▶ **Exercise aim**
Please list every line in the data below that contains the word "šedá".

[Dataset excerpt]
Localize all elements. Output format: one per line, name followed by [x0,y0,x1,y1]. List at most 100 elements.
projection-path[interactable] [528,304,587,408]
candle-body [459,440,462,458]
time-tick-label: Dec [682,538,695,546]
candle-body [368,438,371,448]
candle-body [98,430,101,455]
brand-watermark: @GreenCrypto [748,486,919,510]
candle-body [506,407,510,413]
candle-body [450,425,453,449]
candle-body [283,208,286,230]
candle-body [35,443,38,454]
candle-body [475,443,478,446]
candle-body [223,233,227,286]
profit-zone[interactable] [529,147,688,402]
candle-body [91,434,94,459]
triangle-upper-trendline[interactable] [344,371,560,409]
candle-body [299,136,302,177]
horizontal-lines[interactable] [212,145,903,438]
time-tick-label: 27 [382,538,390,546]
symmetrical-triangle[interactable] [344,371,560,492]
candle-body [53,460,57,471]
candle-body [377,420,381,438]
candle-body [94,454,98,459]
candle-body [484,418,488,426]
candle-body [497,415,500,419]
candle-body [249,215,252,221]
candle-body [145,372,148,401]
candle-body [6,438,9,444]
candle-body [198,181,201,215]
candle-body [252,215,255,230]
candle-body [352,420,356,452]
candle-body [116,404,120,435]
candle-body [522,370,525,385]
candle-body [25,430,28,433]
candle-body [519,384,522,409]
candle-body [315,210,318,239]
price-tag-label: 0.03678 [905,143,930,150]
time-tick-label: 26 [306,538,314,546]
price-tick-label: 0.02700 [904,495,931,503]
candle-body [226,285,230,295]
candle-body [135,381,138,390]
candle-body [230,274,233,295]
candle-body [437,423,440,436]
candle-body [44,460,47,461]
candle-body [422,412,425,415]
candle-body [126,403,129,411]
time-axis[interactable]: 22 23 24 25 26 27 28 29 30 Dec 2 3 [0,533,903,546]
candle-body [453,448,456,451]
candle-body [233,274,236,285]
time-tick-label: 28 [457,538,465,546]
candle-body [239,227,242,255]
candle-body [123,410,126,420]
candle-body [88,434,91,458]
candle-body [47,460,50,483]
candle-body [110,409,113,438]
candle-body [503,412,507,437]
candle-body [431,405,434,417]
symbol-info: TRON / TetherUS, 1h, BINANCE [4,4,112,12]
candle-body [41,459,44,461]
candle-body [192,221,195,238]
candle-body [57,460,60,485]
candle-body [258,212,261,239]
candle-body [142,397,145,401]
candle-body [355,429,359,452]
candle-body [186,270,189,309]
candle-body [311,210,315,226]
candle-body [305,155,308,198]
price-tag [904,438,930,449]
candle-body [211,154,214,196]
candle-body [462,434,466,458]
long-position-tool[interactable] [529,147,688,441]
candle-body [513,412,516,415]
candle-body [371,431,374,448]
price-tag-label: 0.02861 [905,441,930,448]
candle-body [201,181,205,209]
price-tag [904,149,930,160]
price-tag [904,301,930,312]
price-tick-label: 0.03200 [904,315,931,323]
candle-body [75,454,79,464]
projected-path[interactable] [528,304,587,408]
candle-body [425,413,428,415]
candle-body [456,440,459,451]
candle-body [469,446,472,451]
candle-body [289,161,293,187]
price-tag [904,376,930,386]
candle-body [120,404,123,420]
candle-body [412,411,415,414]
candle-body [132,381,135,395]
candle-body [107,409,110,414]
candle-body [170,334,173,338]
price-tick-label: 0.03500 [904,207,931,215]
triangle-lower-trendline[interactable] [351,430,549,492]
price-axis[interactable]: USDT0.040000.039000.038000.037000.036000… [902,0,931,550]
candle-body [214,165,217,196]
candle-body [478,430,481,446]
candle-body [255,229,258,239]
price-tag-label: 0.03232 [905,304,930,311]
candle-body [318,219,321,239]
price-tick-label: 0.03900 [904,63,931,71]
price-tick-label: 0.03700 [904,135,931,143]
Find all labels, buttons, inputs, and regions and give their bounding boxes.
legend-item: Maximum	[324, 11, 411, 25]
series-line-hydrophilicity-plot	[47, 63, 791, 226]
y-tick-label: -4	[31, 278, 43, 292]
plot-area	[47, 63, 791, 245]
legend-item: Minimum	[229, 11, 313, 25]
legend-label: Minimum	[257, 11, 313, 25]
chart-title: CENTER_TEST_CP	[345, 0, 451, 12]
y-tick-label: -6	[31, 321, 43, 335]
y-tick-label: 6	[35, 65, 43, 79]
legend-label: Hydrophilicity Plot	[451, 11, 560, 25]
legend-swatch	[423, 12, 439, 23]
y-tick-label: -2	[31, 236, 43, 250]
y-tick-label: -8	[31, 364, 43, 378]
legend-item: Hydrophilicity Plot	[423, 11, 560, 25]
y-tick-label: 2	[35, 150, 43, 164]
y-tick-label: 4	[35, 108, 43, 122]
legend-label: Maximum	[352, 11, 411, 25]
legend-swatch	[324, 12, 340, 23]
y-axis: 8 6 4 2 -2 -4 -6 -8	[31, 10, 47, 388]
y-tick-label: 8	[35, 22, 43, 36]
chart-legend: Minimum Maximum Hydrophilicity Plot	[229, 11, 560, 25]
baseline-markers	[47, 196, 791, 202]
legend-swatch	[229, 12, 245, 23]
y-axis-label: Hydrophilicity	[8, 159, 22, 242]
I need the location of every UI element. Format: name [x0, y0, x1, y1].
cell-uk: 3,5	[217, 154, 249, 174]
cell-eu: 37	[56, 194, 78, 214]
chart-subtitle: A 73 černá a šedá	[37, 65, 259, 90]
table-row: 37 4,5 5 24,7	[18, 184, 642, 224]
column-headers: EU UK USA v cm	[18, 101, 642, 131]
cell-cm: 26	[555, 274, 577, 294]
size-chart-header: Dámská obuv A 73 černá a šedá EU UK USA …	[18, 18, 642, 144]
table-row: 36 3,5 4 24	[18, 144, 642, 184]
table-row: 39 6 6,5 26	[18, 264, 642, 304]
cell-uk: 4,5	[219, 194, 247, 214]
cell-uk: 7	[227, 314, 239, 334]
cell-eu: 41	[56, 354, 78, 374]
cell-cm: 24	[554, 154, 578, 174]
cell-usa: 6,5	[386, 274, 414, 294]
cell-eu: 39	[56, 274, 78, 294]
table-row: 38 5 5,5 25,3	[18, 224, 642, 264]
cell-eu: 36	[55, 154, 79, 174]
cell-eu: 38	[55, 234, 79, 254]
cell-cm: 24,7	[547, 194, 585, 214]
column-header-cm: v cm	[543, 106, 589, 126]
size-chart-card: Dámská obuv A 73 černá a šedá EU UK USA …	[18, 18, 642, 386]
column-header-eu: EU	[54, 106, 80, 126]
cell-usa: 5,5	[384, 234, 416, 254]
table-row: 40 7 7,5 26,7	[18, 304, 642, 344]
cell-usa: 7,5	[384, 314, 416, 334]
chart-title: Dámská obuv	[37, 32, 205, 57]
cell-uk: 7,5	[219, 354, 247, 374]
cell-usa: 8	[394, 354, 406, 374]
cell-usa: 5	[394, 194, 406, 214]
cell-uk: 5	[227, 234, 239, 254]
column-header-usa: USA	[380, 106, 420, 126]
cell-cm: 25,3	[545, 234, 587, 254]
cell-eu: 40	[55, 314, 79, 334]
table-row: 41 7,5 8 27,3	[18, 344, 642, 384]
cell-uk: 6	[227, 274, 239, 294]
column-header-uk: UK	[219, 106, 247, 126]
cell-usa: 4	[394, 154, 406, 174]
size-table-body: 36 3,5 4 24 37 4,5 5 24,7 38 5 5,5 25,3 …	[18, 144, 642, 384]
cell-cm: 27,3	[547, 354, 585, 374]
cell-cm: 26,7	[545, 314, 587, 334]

▶ **Output below**
chart-subtitle: A 73 černá a šedá	[37, 65, 259, 90]
size-chart-header: Dámská obuv A 73 černá a šedá EU UK USA …	[18, 18, 642, 144]
size-chart-card: Dámská obuv A 73 černá a šedá EU UK USA …	[18, 18, 642, 386]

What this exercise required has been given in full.